** Begin **

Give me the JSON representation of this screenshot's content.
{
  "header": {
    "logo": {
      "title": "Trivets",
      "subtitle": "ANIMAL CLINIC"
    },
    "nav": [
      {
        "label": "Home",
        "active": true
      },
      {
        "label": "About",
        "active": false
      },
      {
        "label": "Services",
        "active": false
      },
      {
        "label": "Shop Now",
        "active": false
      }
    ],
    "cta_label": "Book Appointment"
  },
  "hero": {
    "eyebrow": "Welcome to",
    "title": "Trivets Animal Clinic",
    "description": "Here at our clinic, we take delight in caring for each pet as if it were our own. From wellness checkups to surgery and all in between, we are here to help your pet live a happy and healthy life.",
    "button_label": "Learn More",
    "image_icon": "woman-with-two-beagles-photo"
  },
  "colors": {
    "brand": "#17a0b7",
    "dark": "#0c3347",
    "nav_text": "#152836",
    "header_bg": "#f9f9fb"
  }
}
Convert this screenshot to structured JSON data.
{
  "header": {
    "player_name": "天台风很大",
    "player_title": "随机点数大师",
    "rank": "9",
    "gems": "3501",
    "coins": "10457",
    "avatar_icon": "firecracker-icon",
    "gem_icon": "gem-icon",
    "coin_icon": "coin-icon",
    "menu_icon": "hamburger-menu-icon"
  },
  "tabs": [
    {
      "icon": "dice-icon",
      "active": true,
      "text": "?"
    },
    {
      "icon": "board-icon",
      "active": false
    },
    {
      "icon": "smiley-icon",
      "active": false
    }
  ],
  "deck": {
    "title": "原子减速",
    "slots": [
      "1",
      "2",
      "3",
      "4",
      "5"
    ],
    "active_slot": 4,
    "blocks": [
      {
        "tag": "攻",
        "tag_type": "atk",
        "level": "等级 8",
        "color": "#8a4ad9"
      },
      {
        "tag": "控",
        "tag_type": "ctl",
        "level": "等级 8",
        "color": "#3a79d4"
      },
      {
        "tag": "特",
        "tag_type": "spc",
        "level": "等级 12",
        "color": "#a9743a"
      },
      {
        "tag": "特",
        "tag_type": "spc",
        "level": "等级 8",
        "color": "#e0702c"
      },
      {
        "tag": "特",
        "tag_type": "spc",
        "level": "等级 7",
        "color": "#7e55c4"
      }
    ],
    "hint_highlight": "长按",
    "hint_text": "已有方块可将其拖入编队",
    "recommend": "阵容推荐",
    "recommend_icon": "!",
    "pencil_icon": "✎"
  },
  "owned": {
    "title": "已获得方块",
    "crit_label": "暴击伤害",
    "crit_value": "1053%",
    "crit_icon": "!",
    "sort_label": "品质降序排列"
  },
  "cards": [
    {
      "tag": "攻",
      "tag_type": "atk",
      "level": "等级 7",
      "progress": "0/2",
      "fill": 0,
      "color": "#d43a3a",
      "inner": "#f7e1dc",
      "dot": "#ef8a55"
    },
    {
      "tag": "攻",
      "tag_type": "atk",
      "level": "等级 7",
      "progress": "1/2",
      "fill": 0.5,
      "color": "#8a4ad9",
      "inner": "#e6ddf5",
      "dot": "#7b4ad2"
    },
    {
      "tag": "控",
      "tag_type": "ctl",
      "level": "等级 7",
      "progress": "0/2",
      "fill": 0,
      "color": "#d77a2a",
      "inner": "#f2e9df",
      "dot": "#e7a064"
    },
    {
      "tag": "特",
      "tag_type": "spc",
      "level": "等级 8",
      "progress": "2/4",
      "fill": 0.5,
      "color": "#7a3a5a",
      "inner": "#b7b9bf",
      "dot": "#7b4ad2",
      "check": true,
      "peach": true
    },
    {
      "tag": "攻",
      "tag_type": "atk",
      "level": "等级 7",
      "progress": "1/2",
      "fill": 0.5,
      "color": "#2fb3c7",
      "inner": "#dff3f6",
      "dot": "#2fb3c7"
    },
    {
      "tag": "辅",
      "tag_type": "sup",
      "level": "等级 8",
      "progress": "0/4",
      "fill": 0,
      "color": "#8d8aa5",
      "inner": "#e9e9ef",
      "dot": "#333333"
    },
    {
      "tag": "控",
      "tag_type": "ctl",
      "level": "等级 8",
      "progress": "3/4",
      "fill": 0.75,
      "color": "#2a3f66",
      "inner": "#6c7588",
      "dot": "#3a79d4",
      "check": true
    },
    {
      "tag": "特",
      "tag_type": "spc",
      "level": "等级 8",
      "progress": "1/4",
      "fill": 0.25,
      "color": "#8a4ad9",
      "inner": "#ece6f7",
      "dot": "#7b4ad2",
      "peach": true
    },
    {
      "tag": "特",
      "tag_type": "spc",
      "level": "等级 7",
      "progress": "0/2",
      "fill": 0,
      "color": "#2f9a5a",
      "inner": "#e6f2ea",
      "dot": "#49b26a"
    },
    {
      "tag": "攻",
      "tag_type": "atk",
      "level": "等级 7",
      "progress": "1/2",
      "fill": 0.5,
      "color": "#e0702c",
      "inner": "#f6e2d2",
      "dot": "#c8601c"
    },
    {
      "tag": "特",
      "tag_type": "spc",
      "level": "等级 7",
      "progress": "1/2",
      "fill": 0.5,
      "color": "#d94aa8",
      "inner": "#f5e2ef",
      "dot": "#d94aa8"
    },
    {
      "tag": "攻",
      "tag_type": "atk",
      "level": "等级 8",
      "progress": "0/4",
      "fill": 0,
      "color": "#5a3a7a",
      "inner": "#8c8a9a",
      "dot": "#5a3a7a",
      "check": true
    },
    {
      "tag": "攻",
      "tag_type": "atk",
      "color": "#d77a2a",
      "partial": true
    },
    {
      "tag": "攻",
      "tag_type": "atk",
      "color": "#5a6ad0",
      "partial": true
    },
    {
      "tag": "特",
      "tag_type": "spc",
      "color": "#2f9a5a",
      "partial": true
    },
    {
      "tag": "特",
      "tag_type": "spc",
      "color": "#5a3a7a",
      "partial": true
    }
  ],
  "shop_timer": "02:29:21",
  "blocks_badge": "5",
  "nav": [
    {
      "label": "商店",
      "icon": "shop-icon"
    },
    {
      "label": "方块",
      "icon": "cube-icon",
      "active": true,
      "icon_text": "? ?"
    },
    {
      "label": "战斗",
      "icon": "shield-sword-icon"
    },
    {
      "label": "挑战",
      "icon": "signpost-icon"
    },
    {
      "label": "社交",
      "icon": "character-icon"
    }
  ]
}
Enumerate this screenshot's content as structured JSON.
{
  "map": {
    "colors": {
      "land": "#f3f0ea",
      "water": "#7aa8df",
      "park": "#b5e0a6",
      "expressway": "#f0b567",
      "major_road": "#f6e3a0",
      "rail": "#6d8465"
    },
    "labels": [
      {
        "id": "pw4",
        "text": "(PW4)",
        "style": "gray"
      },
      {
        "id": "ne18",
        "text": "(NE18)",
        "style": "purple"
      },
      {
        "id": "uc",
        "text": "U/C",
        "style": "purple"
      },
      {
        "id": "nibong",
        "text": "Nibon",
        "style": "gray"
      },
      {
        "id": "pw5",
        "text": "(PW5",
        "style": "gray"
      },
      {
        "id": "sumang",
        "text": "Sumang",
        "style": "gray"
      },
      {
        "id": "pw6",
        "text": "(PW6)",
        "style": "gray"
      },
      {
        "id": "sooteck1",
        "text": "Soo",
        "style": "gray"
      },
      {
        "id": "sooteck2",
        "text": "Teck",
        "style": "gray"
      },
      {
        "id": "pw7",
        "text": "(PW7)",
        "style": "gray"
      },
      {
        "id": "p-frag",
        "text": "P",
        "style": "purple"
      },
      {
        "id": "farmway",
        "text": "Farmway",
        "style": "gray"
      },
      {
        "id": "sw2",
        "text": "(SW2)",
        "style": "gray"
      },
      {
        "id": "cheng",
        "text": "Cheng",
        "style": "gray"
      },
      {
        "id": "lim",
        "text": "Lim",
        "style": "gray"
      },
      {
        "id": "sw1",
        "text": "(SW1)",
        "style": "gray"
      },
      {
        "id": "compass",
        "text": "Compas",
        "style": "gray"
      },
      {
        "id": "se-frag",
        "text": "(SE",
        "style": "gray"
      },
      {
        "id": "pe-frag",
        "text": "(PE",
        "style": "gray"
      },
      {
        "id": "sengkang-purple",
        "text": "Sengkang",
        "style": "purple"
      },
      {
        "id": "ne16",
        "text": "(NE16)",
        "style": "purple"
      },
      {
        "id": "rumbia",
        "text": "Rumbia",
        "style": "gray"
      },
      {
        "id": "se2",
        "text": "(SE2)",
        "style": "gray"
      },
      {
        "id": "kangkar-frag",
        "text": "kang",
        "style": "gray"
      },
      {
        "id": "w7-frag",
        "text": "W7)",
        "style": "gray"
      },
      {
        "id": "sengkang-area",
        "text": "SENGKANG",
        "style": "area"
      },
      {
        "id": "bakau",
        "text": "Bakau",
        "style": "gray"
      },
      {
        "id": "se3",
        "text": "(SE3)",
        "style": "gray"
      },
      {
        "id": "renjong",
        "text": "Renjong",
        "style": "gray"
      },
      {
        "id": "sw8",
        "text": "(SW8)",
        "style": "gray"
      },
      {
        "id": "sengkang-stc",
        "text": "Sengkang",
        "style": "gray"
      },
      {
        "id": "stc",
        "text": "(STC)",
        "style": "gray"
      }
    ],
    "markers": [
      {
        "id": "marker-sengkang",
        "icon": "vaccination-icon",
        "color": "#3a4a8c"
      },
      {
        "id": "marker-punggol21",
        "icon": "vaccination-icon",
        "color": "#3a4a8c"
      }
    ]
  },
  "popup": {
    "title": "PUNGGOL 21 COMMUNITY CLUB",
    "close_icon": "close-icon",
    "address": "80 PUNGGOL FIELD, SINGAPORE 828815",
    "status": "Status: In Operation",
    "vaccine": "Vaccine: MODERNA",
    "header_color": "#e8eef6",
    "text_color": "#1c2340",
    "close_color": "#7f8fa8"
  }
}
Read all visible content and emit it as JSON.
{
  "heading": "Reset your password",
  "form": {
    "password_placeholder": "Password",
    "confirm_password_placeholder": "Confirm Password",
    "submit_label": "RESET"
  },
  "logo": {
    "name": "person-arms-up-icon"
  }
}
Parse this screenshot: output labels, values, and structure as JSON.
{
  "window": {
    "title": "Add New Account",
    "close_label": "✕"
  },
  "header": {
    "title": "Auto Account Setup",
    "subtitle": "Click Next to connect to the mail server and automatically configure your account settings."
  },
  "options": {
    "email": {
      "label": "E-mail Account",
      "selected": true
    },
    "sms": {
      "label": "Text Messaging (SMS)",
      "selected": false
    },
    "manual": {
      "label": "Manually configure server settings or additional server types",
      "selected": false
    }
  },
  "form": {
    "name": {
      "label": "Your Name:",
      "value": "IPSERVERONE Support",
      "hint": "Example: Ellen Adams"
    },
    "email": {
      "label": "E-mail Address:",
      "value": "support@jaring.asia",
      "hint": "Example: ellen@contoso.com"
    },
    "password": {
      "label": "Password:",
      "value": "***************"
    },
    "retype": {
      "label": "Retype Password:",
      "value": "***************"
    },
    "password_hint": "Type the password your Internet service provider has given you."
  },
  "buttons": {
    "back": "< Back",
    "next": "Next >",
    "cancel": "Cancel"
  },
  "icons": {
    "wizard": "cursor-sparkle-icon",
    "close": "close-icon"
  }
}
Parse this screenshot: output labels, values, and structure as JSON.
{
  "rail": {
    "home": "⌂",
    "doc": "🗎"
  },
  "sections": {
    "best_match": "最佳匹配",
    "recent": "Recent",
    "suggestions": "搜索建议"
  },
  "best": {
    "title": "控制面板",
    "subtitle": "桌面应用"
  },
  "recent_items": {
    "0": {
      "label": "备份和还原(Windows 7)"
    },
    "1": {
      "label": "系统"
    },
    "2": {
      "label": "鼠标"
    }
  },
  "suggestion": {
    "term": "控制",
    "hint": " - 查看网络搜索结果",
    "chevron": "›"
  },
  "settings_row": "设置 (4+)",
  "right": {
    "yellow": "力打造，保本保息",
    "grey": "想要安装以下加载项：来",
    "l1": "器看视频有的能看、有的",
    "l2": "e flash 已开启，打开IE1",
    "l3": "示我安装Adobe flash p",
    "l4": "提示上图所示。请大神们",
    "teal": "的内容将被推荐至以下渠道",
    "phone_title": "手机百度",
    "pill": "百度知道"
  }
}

** End **

◆ Set task:
Where a line in the material contains "Example", copy that line.

◆ Result for this task:
      "hint": "Example: Ellen Adams"
      "hint": "Example: ellen@contoso.com"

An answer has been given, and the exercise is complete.